_Set exercise_: Transcribe the entries that follow exactly as they appear, minus pictures.

_Data supplied_:
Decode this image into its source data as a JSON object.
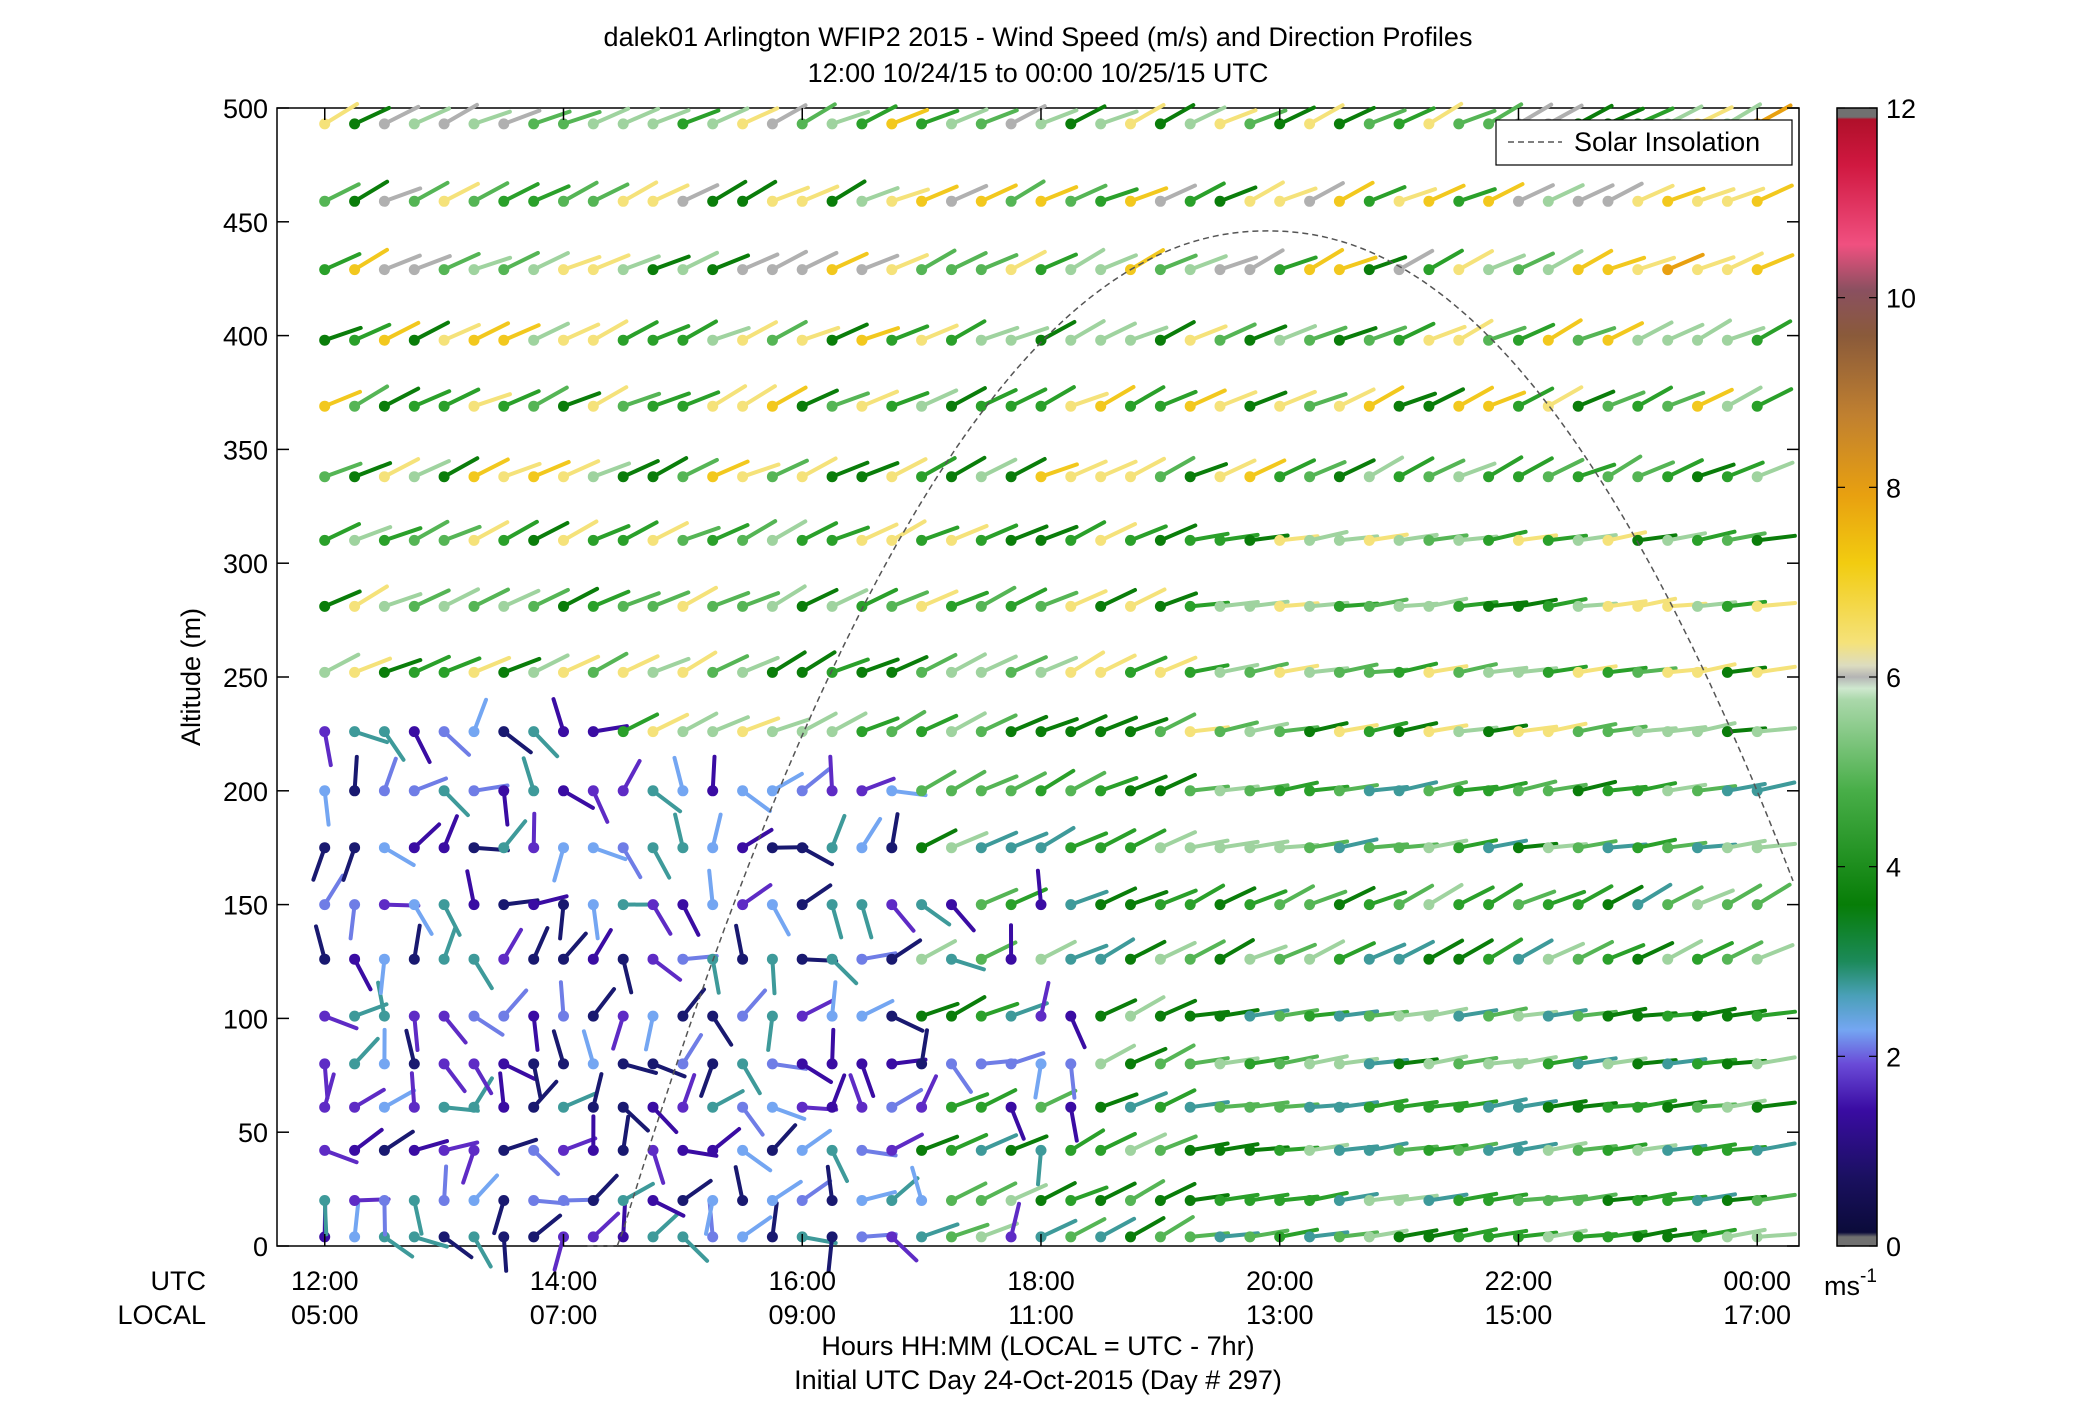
{
  "chart_data": {
    "type": "wind-barb-profile",
    "title": "dalek01 Arlington WFIP2 2015 - Wind Speed (m/s) and Direction Profiles",
    "subtitle": "12:00 10/24/15 to 00:00 10/25/15  UTC",
    "ylabel": "Altitude (m)",
    "xlabel": "Hours HH:MM  (LOCAL = UTC - 7hr)",
    "xlabel2": "Initial UTC Day 24-Oct-2015 (Day # 297)",
    "utc_row_label": "UTC",
    "local_row_label": "LOCAL",
    "x_ticks_utc": [
      "12:00",
      "14:00",
      "16:00",
      "18:00",
      "20:00",
      "22:00",
      "00:00"
    ],
    "x_ticks_local": [
      "05:00",
      "07:00",
      "09:00",
      "11:00",
      "13:00",
      "15:00",
      "17:00"
    ],
    "x_tick_hours": [
      12,
      14,
      16,
      18,
      20,
      22,
      24
    ],
    "xlim_hours": [
      11.6,
      24.35
    ],
    "y_ticks": [
      0,
      50,
      100,
      150,
      200,
      250,
      300,
      350,
      400,
      450,
      500
    ],
    "ylim": [
      0,
      500
    ],
    "altitudes": [
      4,
      20,
      42,
      61,
      80,
      101,
      126,
      150,
      175,
      200,
      226,
      252,
      281,
      310,
      338,
      369,
      398,
      429,
      459,
      493
    ],
    "time_start_hour": 12.0,
    "time_step_hours": 0.25,
    "time_count": 49,
    "legend": {
      "label": "Solar Insolation",
      "placement": "top-right"
    },
    "solar_curve": {
      "peak_hour": 19.9,
      "peak_alt": 446,
      "half_width_hours": 4.95
    },
    "colorbar": {
      "label": "ms",
      "label_sup": "-1",
      "ticks": [
        0,
        2,
        4,
        6,
        8,
        10,
        12
      ],
      "range": [
        0,
        12
      ]
    },
    "colors": {
      "navy": "#191970",
      "indigo": "#3a0ca3",
      "violet": "#5e2bc5",
      "periwinkle": "#6f7de6",
      "skyblue": "#74a6f2",
      "teal": "#3e9a9a",
      "darkgreen": "#0a7d0a",
      "green": "#2aa02a",
      "midgreen": "#55b555",
      "lightgreen": "#9fd39f",
      "gray": "#b0b0b0",
      "paleyellow": "#f5e27a",
      "yellow": "#f2c81e",
      "orange": "#e8a010"
    }
  }
}
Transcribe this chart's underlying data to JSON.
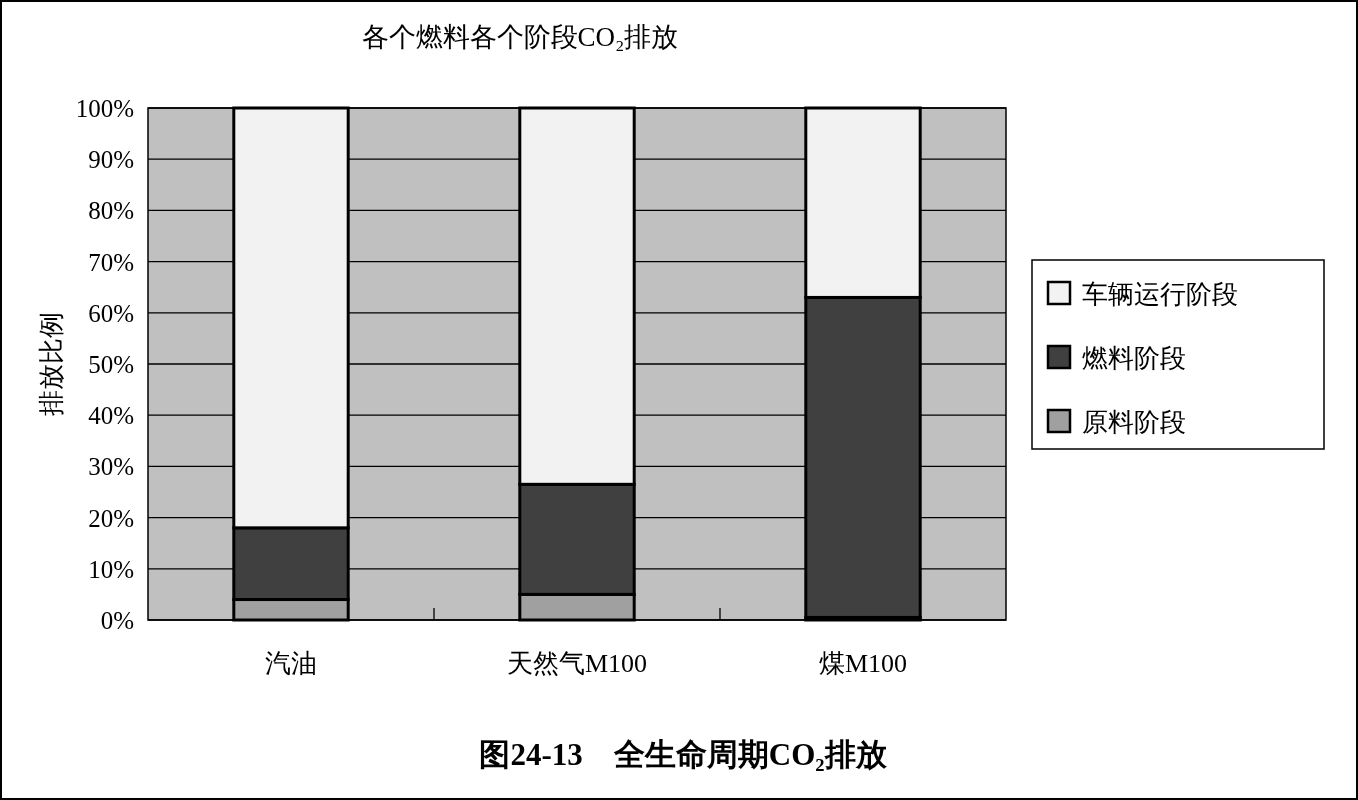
{
  "chart_data": {
    "type": "bar",
    "title": "各个燃料各个阶段CO₂排放",
    "ylabel": "排放比例",
    "stacked": true,
    "categories": [
      "汽油",
      "天然气M100",
      "煤M100"
    ],
    "series": [
      {
        "name": "原料阶段",
        "color": "#a0a0a0",
        "values": [
          4,
          5,
          0.5
        ]
      },
      {
        "name": "燃料阶段",
        "color": "#404040",
        "values": [
          14,
          21.5,
          62.5
        ]
      },
      {
        "name": "车辆运行阶段",
        "color": "#f2f2f2",
        "values": [
          82,
          73.5,
          37
        ]
      }
    ],
    "ylim": [
      0,
      100
    ],
    "yticks": [
      {
        "value": 0,
        "label": "0%"
      },
      {
        "value": 10,
        "label": "10%"
      },
      {
        "value": 20,
        "label": "20%"
      },
      {
        "value": 30,
        "label": "30%"
      },
      {
        "value": 40,
        "label": "40%"
      },
      {
        "value": 50,
        "label": "50%"
      },
      {
        "value": 60,
        "label": "60%"
      },
      {
        "value": 70,
        "label": "70%"
      },
      {
        "value": 80,
        "label": "80%"
      },
      {
        "value": 90,
        "label": "90%"
      },
      {
        "value": 100,
        "label": "100%"
      }
    ],
    "grid": "y",
    "legend": "right",
    "annotations": [
      "图24-13　全生命周期CO₂排放"
    ]
  }
}
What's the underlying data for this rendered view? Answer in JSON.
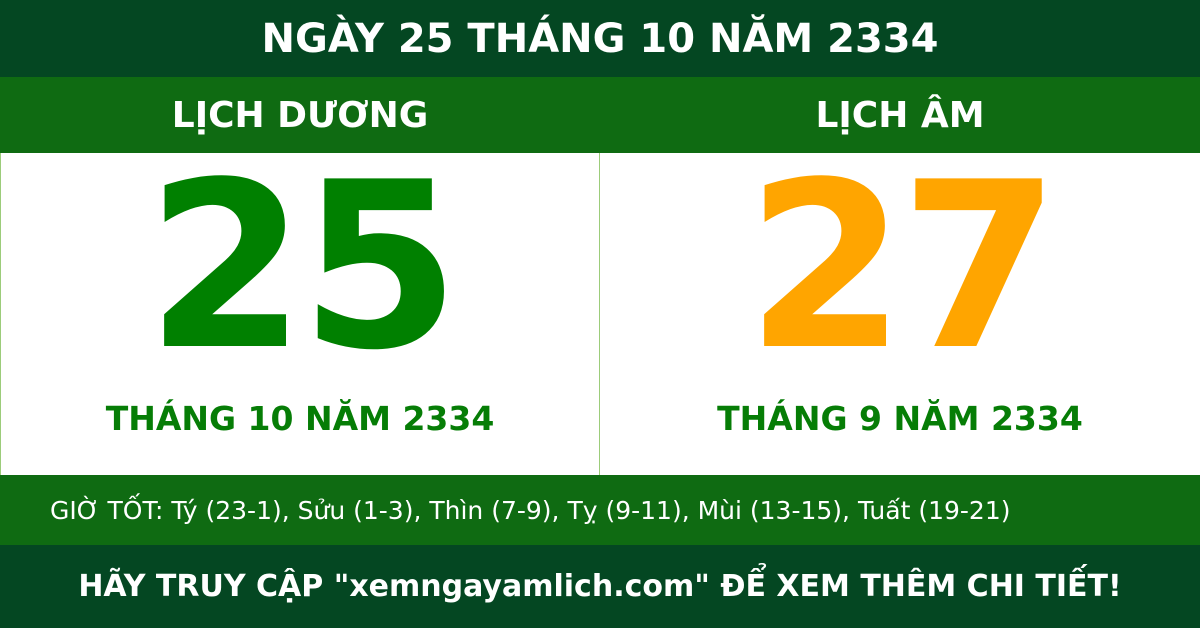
{
  "header": {
    "title": "NGÀY 25 THÁNG 10 NĂM 2334"
  },
  "solar": {
    "label": "LỊCH DƯƠNG",
    "day": "25",
    "month_year": "THÁNG 10 NĂM 2334"
  },
  "lunar": {
    "label": "LỊCH ÂM",
    "day": "27",
    "month_year": "THÁNG 9 NĂM 2334"
  },
  "good_hours": "GIỜ TỐT: Tý (23-1), Sửu (1-3), Thìn (7-9), Tỵ (9-11), Mùi (13-15), Tuất (19-21)",
  "footer": "HÃY TRUY CẬP \"xemngayamlich.com\" ĐỂ XEM THÊM CHI TIẾT!",
  "colors": {
    "dark_green": "#044722",
    "green": "#0f6b12",
    "solar_day": "#008000",
    "lunar_day": "#ffa500"
  }
}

_Written response_:
Decode this image into its source data as a JSON object.
{
  "chart_data": {
    "type": "wind-barb-profile",
    "title": "dalek01 Arlington WFIP2 2015 - Wind Speed (m/s) and Direction Profiles",
    "subtitle": "12:00 10/24/15 to 00:00 10/25/15  UTC",
    "ylabel": "Altitude (m)",
    "xlabel": "Hours HH:MM  (LOCAL = UTC - 7hr)",
    "xlabel2": "Initial UTC Day 24-Oct-2015 (Day # 297)",
    "utc_row_label": "UTC",
    "local_row_label": "LOCAL",
    "x_ticks_utc": [
      "12:00",
      "14:00",
      "16:00",
      "18:00",
      "20:00",
      "22:00",
      "00:00"
    ],
    "x_ticks_local": [
      "05:00",
      "07:00",
      "09:00",
      "11:00",
      "13:00",
      "15:00",
      "17:00"
    ],
    "x_tick_hours": [
      12,
      14,
      16,
      18,
      20,
      22,
      24
    ],
    "xlim_hours": [
      11.6,
      24.35
    ],
    "y_ticks": [
      0,
      50,
      100,
      150,
      200,
      250,
      300,
      350,
      400,
      450,
      500
    ],
    "ylim": [
      0,
      500
    ],
    "altitudes": [
      4,
      20,
      42,
      61,
      80,
      101,
      126,
      150,
      175,
      200,
      226,
      252,
      281,
      310,
      338,
      369,
      398,
      429,
      459,
      493
    ],
    "time_start_hour": 12.0,
    "time_step_hours": 0.25,
    "time_count": 49,
    "legend": {
      "label": "Solar Insolation",
      "placement": "top-right"
    },
    "solar_curve": {
      "peak_hour": 19.9,
      "peak_alt": 446,
      "half_width_hours": 4.95
    },
    "colorbar": {
      "label": "ms",
      "label_sup": "-1",
      "ticks": [
        0,
        2,
        4,
        6,
        8,
        10,
        12
      ],
      "range": [
        0,
        12
      ]
    },
    "colors": {
      "navy": "#191970",
      "indigo": "#3a0ca3",
      "violet": "#5e2bc5",
      "periwinkle": "#6f7de6",
      "skyblue": "#74a6f2",
      "teal": "#3e9a9a",
      "darkgreen": "#0a7d0a",
      "green": "#2aa02a",
      "midgreen": "#55b555",
      "lightgreen": "#9fd39f",
      "gray": "#b0b0b0",
      "paleyellow": "#f5e27a",
      "yellow": "#f2c81e",
      "orange": "#e8a010"
    }
  }
}
Transcribe this chart's underlying data to JSON.
{
  "chart_data": {
    "type": "bar",
    "title": "各个燃料各个阶段CO₂排放",
    "ylabel": "排放比例",
    "stacked": true,
    "categories": [
      "汽油",
      "天然气M100",
      "煤M100"
    ],
    "series": [
      {
        "name": "原料阶段",
        "color": "#a0a0a0",
        "values": [
          4,
          5,
          0.5
        ]
      },
      {
        "name": "燃料阶段",
        "color": "#404040",
        "values": [
          14,
          21.5,
          62.5
        ]
      },
      {
        "name": "车辆运行阶段",
        "color": "#f2f2f2",
        "values": [
          82,
          73.5,
          37
        ]
      }
    ],
    "ylim": [
      0,
      100
    ],
    "yticks": [
      {
        "value": 0,
        "label": "0%"
      },
      {
        "value": 10,
        "label": "10%"
      },
      {
        "value": 20,
        "label": "20%"
      },
      {
        "value": 30,
        "label": "30%"
      },
      {
        "value": 40,
        "label": "40%"
      },
      {
        "value": 50,
        "label": "50%"
      },
      {
        "value": 60,
        "label": "60%"
      },
      {
        "value": 70,
        "label": "70%"
      },
      {
        "value": 80,
        "label": "80%"
      },
      {
        "value": 90,
        "label": "90%"
      },
      {
        "value": 100,
        "label": "100%"
      }
    ],
    "grid": "y",
    "legend": "right",
    "annotations": [
      "图24-13　全生命周期CO₂排放"
    ]
  }
}
What's the underlying data for this rendered view? Answer in JSON.
{
  "header": {
    "title": "NGÀY 25 THÁNG 10 NĂM 2334"
  },
  "solar": {
    "label": "LỊCH DƯƠNG",
    "day": "25",
    "month_year": "THÁNG 10 NĂM 2334"
  },
  "lunar": {
    "label": "LỊCH ÂM",
    "day": "27",
    "month_year": "THÁNG 9 NĂM 2334"
  },
  "good_hours": "GIỜ TỐT: Tý (23-1), Sửu (1-3), Thìn (7-9), Tỵ (9-11), Mùi (13-15), Tuất (19-21)",
  "footer": "HÃY TRUY CẬP \"xemngayamlich.com\" ĐỂ XEM THÊM CHI TIẾT!",
  "colors": {
    "dark_green": "#044722",
    "green": "#0f6b12",
    "solar_day": "#008000",
    "lunar_day": "#ffa500"
  }
}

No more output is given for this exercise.